• _SUPPLIED DATA_:
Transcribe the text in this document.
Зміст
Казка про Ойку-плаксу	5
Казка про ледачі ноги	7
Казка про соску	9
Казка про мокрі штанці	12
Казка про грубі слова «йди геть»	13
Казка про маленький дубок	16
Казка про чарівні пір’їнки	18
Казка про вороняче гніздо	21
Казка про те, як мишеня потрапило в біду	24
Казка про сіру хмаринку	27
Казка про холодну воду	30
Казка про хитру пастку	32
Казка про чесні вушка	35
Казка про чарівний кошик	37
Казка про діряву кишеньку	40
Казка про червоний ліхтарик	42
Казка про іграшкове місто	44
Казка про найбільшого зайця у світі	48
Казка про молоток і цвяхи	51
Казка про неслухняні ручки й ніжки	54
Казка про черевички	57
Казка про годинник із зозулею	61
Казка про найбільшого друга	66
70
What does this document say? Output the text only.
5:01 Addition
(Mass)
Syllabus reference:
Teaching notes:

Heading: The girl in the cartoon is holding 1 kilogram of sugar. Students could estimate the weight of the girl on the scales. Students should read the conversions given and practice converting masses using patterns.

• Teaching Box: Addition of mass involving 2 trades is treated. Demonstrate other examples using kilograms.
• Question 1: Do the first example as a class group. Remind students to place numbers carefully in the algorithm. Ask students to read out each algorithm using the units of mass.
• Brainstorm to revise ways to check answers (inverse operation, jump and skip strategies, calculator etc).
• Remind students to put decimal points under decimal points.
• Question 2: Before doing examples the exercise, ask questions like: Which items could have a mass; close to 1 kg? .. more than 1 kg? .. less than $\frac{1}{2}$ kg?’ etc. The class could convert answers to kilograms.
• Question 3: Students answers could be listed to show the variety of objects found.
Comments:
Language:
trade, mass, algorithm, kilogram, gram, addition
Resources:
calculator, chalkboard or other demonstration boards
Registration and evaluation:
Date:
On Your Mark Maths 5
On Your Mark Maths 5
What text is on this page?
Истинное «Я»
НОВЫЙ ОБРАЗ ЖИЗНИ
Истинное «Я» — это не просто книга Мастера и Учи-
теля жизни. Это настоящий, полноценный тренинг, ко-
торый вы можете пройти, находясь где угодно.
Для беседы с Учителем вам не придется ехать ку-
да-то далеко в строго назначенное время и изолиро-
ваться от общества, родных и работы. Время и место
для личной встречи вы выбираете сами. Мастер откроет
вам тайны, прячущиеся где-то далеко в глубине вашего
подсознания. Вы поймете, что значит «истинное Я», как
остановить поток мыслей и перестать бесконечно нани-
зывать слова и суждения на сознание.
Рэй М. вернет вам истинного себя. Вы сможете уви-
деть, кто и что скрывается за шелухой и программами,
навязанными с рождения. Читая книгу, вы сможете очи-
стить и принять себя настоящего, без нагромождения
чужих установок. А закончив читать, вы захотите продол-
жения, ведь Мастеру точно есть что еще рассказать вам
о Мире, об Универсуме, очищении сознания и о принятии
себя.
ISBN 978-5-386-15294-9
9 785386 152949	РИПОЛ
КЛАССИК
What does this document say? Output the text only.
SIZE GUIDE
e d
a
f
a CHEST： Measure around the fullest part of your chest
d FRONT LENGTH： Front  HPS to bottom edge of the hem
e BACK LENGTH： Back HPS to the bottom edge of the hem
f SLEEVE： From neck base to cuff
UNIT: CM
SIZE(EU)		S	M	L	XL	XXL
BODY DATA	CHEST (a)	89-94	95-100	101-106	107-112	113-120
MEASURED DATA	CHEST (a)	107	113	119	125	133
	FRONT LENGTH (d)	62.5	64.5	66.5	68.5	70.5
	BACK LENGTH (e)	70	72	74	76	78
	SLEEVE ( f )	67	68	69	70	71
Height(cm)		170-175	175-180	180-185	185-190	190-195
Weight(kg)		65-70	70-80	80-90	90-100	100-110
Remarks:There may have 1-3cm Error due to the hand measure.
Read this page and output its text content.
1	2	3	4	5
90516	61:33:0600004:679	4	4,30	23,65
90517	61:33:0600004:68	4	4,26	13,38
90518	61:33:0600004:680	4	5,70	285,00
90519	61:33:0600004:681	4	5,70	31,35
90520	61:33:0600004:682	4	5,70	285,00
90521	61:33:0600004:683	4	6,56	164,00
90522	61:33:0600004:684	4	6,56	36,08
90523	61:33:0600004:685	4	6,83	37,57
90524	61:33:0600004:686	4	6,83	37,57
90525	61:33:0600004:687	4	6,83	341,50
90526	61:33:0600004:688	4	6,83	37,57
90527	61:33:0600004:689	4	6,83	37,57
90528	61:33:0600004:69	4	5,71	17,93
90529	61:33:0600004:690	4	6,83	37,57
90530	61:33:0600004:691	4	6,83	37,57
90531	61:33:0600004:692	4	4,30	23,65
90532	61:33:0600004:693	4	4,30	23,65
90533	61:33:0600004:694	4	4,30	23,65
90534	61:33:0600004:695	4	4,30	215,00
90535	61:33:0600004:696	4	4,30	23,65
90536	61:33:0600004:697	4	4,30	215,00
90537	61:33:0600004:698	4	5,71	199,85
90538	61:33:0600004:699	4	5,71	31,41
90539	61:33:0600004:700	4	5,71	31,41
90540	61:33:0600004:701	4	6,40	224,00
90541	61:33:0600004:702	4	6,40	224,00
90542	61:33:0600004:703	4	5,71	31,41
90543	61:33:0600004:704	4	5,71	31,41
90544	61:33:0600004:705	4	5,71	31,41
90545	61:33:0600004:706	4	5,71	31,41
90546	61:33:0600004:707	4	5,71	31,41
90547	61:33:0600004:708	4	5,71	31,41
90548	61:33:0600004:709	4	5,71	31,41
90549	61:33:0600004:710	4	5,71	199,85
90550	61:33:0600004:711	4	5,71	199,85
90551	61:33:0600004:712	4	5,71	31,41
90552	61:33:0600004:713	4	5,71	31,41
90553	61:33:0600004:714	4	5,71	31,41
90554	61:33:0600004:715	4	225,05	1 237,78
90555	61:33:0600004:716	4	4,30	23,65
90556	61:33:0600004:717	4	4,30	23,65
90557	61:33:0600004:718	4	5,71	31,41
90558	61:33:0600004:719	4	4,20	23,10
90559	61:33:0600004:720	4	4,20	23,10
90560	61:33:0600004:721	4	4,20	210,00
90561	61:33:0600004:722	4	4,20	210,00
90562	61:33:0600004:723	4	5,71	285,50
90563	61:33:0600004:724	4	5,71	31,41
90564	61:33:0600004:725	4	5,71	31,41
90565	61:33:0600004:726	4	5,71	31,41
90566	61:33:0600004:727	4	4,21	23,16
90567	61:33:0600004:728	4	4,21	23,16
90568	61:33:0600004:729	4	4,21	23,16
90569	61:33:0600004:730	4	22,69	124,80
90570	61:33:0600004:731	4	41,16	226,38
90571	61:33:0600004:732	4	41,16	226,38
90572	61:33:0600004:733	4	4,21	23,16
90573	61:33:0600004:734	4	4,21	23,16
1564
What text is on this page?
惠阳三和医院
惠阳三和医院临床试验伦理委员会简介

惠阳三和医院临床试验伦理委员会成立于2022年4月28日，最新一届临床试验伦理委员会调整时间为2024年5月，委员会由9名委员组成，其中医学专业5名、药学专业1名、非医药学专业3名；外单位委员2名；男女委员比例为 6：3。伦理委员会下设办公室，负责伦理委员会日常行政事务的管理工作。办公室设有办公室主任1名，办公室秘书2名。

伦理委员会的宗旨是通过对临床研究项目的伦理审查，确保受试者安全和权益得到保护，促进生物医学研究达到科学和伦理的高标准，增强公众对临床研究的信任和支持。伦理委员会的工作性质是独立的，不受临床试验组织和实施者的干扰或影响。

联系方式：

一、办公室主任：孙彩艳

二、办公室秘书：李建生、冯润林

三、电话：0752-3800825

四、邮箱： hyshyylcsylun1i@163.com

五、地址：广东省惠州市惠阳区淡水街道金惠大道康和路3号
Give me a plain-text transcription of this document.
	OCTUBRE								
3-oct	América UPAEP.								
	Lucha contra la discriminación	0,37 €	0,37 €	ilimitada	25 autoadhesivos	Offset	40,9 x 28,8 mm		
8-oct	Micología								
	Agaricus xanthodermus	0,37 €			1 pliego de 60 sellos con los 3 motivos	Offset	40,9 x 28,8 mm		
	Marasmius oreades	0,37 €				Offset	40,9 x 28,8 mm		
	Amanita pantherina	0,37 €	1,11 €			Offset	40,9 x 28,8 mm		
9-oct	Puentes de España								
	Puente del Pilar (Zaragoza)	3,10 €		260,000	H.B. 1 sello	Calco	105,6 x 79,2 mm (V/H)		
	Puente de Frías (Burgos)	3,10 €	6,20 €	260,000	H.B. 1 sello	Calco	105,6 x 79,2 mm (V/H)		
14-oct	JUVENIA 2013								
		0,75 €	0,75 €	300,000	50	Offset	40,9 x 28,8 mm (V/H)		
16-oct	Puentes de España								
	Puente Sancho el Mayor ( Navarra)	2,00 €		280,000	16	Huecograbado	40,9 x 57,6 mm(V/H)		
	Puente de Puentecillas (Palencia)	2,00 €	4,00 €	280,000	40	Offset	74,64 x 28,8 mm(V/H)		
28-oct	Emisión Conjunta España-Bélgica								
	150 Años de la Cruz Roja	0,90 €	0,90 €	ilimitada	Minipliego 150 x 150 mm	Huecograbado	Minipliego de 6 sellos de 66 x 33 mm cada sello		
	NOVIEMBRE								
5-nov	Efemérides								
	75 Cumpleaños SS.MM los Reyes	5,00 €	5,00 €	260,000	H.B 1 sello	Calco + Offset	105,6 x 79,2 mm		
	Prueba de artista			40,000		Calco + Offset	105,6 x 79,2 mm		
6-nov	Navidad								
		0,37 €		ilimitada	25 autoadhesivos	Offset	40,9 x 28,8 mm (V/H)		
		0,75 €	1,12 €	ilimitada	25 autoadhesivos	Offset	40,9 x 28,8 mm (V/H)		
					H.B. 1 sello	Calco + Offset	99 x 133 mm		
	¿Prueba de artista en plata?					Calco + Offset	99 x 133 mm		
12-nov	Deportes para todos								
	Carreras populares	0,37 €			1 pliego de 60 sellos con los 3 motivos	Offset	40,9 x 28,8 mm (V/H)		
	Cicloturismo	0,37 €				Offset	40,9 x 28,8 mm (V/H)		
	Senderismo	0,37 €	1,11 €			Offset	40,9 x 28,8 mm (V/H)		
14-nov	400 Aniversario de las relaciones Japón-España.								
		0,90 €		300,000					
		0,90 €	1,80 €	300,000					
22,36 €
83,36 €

• _AIM OF THE TASK_:
Check every line of the material for the string "Prueba" and give the number of lines that have it, without anything else.

• _SOLUTION FOR THIS TASK_:
2